§ **GIVEN TASK**: Copy the full set of lines exactly as given.
──────── ROWS ────────
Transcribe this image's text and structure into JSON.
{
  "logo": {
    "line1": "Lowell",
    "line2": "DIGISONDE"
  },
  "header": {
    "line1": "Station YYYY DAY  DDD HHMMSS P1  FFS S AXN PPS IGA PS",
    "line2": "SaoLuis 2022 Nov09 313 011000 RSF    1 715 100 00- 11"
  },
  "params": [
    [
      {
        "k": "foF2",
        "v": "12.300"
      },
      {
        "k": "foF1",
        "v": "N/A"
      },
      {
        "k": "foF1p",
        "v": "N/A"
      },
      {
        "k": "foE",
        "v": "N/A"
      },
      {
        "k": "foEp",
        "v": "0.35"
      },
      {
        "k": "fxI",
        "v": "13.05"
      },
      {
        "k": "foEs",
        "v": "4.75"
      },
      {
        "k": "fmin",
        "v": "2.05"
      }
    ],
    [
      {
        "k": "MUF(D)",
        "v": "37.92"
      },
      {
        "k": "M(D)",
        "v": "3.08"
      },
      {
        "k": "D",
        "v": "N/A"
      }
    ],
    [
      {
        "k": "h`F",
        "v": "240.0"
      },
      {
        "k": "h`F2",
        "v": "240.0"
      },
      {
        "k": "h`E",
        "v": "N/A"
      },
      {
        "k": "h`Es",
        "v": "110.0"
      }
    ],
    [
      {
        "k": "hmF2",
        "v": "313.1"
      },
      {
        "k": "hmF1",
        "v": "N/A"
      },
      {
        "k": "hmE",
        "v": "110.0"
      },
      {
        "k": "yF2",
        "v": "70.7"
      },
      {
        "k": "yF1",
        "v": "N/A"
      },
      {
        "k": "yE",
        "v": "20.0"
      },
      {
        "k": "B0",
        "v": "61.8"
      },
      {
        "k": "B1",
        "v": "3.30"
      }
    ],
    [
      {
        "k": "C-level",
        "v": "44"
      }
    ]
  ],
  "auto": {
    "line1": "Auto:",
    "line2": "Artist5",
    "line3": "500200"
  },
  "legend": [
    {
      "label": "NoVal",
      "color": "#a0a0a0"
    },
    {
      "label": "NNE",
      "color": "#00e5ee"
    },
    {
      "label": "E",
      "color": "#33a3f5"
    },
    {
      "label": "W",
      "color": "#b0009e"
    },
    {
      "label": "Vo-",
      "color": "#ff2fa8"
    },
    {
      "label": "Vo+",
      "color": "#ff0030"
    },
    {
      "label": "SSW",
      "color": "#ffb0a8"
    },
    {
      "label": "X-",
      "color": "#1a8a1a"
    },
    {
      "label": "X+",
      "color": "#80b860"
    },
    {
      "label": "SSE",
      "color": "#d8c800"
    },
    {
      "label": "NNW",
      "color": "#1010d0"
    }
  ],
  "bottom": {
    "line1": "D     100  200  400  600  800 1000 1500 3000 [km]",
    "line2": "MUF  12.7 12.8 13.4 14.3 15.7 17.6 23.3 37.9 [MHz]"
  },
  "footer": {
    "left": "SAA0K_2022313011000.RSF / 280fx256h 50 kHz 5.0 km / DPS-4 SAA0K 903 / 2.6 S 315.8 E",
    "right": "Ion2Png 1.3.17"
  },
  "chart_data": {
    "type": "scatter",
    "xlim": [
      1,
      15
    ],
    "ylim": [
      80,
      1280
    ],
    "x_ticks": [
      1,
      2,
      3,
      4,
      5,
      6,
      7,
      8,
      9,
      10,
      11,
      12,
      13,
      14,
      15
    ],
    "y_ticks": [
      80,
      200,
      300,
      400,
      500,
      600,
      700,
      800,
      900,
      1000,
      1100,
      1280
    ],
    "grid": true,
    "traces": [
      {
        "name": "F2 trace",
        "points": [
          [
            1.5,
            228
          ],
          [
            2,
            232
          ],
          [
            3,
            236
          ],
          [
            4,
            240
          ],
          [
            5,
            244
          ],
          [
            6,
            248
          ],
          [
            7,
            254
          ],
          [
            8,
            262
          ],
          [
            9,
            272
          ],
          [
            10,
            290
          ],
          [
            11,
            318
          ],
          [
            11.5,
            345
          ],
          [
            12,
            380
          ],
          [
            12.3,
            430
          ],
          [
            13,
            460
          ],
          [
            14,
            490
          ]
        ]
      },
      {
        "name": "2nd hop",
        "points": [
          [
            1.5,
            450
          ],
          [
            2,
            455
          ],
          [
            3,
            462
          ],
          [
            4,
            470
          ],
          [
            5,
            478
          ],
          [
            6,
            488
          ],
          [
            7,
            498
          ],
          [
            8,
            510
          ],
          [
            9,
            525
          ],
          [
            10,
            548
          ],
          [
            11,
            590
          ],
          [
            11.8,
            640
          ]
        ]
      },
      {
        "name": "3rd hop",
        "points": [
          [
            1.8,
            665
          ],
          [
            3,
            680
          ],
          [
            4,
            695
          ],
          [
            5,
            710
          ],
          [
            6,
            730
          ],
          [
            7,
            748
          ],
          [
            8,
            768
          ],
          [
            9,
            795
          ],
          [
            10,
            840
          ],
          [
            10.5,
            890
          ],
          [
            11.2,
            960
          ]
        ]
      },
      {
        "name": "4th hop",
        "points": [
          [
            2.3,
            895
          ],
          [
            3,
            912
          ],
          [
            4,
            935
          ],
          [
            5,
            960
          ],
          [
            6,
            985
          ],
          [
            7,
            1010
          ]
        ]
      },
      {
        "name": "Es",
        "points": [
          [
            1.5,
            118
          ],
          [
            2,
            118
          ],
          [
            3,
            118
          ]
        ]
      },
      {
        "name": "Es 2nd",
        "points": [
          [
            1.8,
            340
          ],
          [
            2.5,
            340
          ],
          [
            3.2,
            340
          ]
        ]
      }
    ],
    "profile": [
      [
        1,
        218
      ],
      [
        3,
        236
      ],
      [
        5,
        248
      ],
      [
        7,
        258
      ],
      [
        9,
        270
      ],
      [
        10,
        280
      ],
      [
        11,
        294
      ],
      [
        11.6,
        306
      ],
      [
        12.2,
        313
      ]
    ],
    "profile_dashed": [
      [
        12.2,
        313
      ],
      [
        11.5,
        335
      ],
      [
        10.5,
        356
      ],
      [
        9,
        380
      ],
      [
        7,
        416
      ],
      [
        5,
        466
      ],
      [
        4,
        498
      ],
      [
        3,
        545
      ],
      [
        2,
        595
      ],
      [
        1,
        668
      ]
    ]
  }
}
────────
§ **RESPONSE FOR THIS EXERCISE**:
Transcribe this image's text and structure into JSON.
{
  "logo": {
    "line1": "Lowell",
    "line2": "DIGISONDE"
  },
  "header": {
    "line1": "Station YYYY DAY  DDD HHMMSS P1  FFS S AXN PPS IGA PS",
    "line2": "SaoLuis 2022 Nov09 313 011000 RSF    1 715 100 00- 11"
  },
  "params": [
    [
      {
        "k": "foF2",
        "v": "12.300"
      },
      {
        "k": "foF1",
        "v": "N/A"
      },
      {
        "k": "foF1p",
        "v": "N/A"
      },
      {
        "k": "foE",
        "v": "N/A"
      },
      {
        "k": "foEp",
        "v": "0.35"
      },
      {
        "k": "fxI",
        "v": "13.05"
      },
      {
        "k": "foEs",
        "v": "4.75"
      },
      {
        "k": "fmin",
        "v": "2.05"
      }
    ],
    [
      {
        "k": "MUF(D)",
        "v": "37.92"
      },
      {
        "k": "M(D)",
        "v": "3.08"
      },
      {
        "k": "D",
        "v": "N/A"
      }
    ],
    [
      {
        "k": "h`F",
        "v": "240.0"
      },
      {
        "k": "h`F2",
        "v": "240.0"
      },
      {
        "k": "h`E",
        "v": "N/A"
      },
      {
        "k": "h`Es",
        "v": "110.0"
      }
    ],
    [
      {
        "k": "hmF2",
        "v": "313.1"
      },
      {
        "k": "hmF1",
        "v": "N/A"
      },
      {
        "k": "hmE",
        "v": "110.0"
      },
      {
        "k": "yF2",
        "v": "70.7"
      },
      {
        "k": "yF1",
        "v": "N/A"
      },
      {
        "k": "yE",
        "v": "20.0"
      },
      {
        "k": "B0",
        "v": "61.8"
      },
      {
        "k": "B1",
        "v": "3.30"
      }
    ],
    [
      {
        "k": "C-level",
        "v": "44"
      }
    ]
  ],
  "auto": {
    "line1": "Auto:",
    "line2": "Artist5",
    "line3": "500200"
  },
  "legend": [
    {
      "label": "NoVal",
      "color": "#a0a0a0"
    },
    {
      "label": "NNE",
      "color": "#00e5ee"
    },
    {
      "label": "E",
      "color": "#33a3f5"
    },
    {
      "label": "W",
      "color": "#b0009e"
    },
    {
      "label": "Vo-",
      "color": "#ff2fa8"
    },
    {
      "label": "Vo+",
      "color": "#ff0030"
    },
    {
      "label": "SSW",
      "color": "#ffb0a8"
    },
    {
      "label": "X-",
      "color": "#1a8a1a"
    },
    {
      "label": "X+",
      "color": "#80b860"
    },
    {
      "label": "SSE",
      "color": "#d8c800"
    },
    {
      "label": "NNW",
      "color": "#1010d0"
    }
  ],
  "bottom": {
    "line1": "D     100  200  400  600  800 1000 1500 3000 [km]",
    "line2": "MUF  12.7 12.8 13.4 14.3 15.7 17.6 23.3 37.9 [MHz]"
  },
  "footer": {
    "left": "SAA0K_2022313011000.RSF / 280fx256h 50 kHz 5.0 km / DPS-4 SAA0K 903 / 2.6 S 315.8 E",
    "right": "Ion2Png 1.3.17"
  },
  "chart_data": {
    "type": "scatter",
    "xlim": [
      1,
      15
    ],
    "ylim": [
      80,
      1280
    ],
    "x_ticks": [
      1,
      2,
      3,
      4,
      5,
      6,
      7,
      8,
      9,
      10,
      11,
      12,
      13,
      14,
      15
    ],
    "y_ticks": [
      80,
      200,
      300,
      400,
      500,
      600,
      700,
      800,
      900,
      1000,
      1100,
      1280
    ],
    "grid": true,
    "traces": [
      {
        "name": "F2 trace",
        "points": [
          [
            1.5,
            228
          ],
          [
            2,
            232
          ],
          [
            3,
            236
          ],
          [
            4,
            240
          ],
          [
            5,
            244
          ],
          [
            6,
            248
          ],
          [
            7,
            254
          ],
          [
            8,
            262
          ],
          [
            9,
            272
          ],
          [
            10,
            290
          ],
          [
            11,
            318
          ],
          [
            11.5,
            345
          ],
          [
            12,
            380
          ],
          [
            12.3,
            430
          ],
          [
            13,
            460
          ],
          [
            14,
            490
          ]
        ]
      },
      {
        "name": "2nd hop",
        "points": [
          [
            1.5,
            450
          ],
          [
            2,
            455
          ],
          [
            3,
            462
          ],
          [
            4,
            470
          ],
          [
            5,
            478
          ],
          [
            6,
            488
          ],
          [
            7,
            498
          ],
          [
            8,
            510
          ],
          [
            9,
            525
          ],
          [
            10,
            548
          ],
          [
            11,
            590
          ],
          [
            11.8,
            640
          ]
        ]
      },
      {
        "name": "3rd hop",
        "points": [
          [
            1.8,
            665
          ],
          [
            3,
            680
          ],
          [
            4,
            695
          ],
          [
            5,
            710
          ],
          [
            6,
            730
          ],
          [
            7,
            748
          ],
          [
            8,
            768
          ],
          [
            9,
            795
          ],
          [
            10,
            840
          ],
          [
            10.5,
            890
          ],
          [
            11.2,
            960
          ]
        ]
      },
      {
        "name": "4th hop",
        "points": [
          [
            2.3,
            895
          ],
          [
            3,
            912
          ],
          [
            4,
            935
          ],
          [
            5,
            960
          ],
          [
            6,
            985
          ],
          [
            7,
            1010
          ]
        ]
      },
      {
        "name": "Es",
        "points": [
          [
            1.5,
            118
          ],
          [
            2,
            118
          ],
          [
            3,
            118
          ]
        ]
      },
      {
        "name": "Es 2nd",
        "points": [
          [
            1.8,
            340
          ],
          [
            2.5,
            340
          ],
          [
            3.2,
            340
          ]
        ]
      }
    ],
    "profile": [
      [
        1,
        218
      ],
      [
        3,
        236
      ],
      [
        5,
        248
      ],
      [
        7,
        258
      ],
      [
        9,
        270
      ],
      [
        10,
        280
      ],
      [
        11,
        294
      ],
      [
        11.6,
        306
      ],
      [
        12.2,
        313
      ]
    ],
    "profile_dashed": [
      [
        12.2,
        313
      ],
      [
        11.5,
        335
      ],
      [
        10.5,
        356
      ],
      [
        9,
        380
      ],
      [
        7,
        416
      ],
      [
        5,
        466
      ],
      [
        4,
        498
      ],
      [
        3,
        545
      ],
      [
        2,
        595
      ],
      [
        1,
        668
      ]
    ]
  }
}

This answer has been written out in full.